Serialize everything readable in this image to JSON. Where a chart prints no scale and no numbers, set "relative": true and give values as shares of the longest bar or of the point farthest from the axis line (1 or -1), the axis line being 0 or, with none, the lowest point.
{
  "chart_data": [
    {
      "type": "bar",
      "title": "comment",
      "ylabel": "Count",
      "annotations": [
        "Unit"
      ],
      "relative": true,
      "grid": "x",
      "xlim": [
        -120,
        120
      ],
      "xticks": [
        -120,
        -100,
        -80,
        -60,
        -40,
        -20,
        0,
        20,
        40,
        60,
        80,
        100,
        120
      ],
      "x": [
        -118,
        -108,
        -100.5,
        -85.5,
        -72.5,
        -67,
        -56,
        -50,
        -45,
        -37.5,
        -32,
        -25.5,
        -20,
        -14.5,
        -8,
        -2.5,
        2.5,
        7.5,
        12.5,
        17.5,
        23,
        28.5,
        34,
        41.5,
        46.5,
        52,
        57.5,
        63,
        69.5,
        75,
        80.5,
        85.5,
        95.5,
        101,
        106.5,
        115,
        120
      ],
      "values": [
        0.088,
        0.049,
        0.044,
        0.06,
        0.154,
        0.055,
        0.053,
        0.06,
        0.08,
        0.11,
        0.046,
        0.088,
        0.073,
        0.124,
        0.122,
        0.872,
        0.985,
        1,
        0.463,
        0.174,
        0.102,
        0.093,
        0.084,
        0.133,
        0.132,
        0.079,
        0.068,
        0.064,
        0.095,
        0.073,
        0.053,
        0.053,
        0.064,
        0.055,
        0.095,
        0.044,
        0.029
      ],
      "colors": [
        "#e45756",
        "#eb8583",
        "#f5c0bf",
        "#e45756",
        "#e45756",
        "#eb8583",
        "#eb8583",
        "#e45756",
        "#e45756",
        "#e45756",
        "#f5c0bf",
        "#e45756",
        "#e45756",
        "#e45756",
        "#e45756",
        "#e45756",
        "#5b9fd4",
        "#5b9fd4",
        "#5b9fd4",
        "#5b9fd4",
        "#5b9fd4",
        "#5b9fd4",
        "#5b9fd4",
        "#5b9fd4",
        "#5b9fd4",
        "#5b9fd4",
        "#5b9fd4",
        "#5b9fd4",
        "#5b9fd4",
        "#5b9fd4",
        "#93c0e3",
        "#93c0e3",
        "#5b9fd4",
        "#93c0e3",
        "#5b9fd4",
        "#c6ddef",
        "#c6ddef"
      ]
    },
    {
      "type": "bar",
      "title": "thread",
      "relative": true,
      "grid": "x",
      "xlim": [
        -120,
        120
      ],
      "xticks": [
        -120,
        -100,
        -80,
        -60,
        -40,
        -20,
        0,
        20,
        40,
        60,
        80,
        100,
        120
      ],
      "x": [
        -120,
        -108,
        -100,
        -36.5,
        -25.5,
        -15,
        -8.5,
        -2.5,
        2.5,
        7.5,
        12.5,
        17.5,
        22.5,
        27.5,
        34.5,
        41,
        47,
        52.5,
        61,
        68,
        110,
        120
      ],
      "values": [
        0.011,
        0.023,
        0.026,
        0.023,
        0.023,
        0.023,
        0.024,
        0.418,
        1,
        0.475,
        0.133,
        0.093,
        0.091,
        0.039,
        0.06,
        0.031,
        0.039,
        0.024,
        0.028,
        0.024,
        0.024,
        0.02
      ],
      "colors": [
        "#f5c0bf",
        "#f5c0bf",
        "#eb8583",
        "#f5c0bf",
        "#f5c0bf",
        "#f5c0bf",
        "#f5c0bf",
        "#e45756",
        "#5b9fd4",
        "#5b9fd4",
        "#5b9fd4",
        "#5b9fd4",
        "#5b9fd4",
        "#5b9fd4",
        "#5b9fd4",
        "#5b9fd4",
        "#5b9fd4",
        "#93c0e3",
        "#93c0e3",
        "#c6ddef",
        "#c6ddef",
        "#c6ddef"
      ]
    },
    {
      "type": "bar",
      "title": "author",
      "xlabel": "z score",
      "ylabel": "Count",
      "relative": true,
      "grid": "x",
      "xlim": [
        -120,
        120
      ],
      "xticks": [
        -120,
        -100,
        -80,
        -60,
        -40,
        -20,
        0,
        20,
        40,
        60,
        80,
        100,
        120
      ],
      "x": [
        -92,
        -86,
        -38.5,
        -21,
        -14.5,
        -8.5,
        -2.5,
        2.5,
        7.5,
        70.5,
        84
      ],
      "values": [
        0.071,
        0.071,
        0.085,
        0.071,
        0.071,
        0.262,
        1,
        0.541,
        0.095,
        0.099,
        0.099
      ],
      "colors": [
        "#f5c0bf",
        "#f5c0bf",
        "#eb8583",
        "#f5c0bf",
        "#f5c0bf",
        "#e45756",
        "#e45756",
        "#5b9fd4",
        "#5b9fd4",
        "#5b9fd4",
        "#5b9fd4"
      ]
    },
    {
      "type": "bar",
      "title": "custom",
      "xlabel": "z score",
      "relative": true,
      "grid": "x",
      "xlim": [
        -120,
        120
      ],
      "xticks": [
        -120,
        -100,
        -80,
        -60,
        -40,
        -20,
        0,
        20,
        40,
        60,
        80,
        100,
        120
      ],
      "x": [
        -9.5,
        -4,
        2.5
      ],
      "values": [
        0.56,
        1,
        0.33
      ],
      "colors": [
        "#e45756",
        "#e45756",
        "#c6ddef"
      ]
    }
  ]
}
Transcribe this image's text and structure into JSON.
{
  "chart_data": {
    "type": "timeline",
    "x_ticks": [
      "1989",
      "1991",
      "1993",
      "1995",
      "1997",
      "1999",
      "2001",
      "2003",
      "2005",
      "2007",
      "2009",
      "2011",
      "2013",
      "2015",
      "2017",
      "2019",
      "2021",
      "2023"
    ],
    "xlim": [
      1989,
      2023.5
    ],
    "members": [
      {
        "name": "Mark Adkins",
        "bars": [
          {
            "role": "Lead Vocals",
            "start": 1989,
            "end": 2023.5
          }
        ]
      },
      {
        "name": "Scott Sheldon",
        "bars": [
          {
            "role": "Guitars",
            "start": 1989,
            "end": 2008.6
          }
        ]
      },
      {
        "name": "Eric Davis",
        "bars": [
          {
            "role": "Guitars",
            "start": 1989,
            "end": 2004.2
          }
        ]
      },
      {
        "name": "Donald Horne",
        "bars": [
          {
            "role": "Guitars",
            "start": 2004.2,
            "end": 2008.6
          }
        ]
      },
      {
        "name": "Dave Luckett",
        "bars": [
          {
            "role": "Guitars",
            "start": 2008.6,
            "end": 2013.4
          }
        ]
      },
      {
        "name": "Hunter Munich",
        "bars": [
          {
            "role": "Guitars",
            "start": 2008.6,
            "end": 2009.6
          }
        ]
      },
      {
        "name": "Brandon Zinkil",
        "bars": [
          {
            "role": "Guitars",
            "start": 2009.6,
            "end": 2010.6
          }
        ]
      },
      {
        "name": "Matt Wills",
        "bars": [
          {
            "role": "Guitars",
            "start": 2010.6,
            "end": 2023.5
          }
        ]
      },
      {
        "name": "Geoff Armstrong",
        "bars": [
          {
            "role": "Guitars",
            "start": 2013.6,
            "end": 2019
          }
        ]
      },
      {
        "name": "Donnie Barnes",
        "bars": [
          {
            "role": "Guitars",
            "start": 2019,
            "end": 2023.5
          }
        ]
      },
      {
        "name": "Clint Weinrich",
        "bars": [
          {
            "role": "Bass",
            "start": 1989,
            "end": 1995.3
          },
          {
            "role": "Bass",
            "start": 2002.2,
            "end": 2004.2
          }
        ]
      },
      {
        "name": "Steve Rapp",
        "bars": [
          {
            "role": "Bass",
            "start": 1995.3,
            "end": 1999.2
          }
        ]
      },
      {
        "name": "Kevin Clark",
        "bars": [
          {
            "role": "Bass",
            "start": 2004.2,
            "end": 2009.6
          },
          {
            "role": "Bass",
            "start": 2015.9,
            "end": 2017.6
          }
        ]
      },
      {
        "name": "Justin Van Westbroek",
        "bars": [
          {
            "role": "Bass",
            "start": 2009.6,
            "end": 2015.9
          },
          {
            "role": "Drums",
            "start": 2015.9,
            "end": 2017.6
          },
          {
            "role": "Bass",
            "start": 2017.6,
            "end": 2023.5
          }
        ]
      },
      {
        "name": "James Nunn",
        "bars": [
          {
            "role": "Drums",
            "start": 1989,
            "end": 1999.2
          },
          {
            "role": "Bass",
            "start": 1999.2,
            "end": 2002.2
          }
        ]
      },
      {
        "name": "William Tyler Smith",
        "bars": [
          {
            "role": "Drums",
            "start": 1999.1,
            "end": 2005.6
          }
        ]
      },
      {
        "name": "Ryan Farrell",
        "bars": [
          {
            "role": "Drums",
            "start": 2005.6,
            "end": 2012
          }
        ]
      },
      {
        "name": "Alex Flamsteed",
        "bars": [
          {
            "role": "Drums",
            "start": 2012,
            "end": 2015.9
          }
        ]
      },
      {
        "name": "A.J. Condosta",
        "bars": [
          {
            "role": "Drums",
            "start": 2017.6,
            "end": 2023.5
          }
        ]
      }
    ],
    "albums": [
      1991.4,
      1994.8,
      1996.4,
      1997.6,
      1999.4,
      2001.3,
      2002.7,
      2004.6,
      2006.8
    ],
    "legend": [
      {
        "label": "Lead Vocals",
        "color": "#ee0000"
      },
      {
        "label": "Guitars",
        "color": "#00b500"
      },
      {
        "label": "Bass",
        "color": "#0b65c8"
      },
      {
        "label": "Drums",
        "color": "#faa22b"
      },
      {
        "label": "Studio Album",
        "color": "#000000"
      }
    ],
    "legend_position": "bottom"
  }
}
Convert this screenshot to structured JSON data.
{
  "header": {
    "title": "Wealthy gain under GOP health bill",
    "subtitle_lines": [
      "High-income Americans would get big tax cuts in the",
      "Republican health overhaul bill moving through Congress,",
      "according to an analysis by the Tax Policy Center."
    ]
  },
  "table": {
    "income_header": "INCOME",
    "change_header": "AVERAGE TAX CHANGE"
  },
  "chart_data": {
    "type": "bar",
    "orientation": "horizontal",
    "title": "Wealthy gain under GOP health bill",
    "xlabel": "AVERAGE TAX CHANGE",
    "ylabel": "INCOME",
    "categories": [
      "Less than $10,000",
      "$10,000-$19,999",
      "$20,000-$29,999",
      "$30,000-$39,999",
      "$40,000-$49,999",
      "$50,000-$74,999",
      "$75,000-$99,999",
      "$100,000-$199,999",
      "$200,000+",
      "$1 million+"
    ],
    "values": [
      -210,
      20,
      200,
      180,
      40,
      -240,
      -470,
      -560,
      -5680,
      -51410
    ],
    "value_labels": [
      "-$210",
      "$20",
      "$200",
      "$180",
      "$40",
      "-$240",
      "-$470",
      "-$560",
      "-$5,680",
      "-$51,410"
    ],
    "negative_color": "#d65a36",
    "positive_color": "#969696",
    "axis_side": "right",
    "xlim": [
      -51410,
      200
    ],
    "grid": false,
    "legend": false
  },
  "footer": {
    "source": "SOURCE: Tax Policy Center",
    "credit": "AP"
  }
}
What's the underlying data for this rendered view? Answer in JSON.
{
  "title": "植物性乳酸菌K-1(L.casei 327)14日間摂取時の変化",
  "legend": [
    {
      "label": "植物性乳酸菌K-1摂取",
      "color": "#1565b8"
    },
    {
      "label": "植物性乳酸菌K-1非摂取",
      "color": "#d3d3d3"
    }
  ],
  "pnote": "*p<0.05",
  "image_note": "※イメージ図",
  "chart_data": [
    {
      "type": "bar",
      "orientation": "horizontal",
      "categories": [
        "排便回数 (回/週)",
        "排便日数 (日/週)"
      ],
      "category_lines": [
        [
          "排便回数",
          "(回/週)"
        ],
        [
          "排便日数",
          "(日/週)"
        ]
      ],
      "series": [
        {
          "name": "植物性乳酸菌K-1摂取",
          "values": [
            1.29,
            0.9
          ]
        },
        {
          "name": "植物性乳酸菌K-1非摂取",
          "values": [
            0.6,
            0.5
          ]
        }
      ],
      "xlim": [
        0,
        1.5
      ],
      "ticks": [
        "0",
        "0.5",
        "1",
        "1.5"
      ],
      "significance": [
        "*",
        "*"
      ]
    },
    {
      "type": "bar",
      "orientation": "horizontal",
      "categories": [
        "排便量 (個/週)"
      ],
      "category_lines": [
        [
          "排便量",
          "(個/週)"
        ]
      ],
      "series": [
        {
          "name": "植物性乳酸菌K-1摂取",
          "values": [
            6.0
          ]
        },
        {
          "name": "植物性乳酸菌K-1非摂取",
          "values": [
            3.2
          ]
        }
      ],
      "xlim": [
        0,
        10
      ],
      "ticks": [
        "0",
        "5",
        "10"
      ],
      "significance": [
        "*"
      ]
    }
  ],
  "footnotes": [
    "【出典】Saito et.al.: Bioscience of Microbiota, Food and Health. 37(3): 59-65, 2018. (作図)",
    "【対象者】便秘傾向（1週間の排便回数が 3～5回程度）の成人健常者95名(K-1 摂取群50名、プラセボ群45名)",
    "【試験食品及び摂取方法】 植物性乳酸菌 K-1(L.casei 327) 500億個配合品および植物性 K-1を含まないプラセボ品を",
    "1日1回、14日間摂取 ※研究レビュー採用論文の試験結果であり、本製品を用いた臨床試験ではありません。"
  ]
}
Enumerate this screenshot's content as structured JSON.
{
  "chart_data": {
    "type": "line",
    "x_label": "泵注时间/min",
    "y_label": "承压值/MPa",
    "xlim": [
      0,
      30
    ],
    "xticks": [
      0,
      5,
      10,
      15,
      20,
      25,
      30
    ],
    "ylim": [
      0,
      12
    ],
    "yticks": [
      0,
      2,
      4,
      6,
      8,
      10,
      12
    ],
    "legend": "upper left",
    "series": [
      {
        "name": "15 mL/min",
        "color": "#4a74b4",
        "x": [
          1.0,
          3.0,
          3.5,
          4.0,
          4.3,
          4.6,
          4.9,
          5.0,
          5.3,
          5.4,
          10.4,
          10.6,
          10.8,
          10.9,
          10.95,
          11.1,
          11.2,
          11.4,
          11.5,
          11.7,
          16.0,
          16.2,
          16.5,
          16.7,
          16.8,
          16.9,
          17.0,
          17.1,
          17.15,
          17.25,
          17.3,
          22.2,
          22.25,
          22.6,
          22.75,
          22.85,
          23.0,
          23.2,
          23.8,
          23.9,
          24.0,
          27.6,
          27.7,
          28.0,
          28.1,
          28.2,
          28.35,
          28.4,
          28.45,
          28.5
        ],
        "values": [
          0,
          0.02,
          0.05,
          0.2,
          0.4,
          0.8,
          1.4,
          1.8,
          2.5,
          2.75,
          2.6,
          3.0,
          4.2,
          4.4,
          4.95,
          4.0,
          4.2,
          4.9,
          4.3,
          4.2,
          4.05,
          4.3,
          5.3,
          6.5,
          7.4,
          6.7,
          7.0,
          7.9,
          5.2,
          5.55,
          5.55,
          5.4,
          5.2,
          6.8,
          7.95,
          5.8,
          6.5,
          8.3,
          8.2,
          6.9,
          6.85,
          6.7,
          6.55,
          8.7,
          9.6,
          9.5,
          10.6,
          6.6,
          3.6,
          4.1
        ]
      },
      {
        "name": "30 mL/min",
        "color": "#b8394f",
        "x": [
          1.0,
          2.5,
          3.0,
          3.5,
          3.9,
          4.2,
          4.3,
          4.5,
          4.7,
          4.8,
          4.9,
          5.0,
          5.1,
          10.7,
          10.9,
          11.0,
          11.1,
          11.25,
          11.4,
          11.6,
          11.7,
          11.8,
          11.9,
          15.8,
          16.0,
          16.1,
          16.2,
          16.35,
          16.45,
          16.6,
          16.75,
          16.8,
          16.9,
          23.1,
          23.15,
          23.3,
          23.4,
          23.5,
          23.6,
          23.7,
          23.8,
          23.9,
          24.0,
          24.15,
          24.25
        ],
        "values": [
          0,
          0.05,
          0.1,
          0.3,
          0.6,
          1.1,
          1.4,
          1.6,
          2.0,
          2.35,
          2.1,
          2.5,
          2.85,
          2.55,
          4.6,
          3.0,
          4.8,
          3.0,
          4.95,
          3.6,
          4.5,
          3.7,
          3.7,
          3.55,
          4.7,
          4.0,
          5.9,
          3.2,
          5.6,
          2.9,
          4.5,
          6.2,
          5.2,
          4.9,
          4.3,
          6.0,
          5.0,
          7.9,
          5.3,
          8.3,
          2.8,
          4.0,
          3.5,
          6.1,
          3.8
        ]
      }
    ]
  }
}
━━━━━━━━━━━━━━━━━━━━
Your answer should be a single number: the count of lines containing the word "Center".

2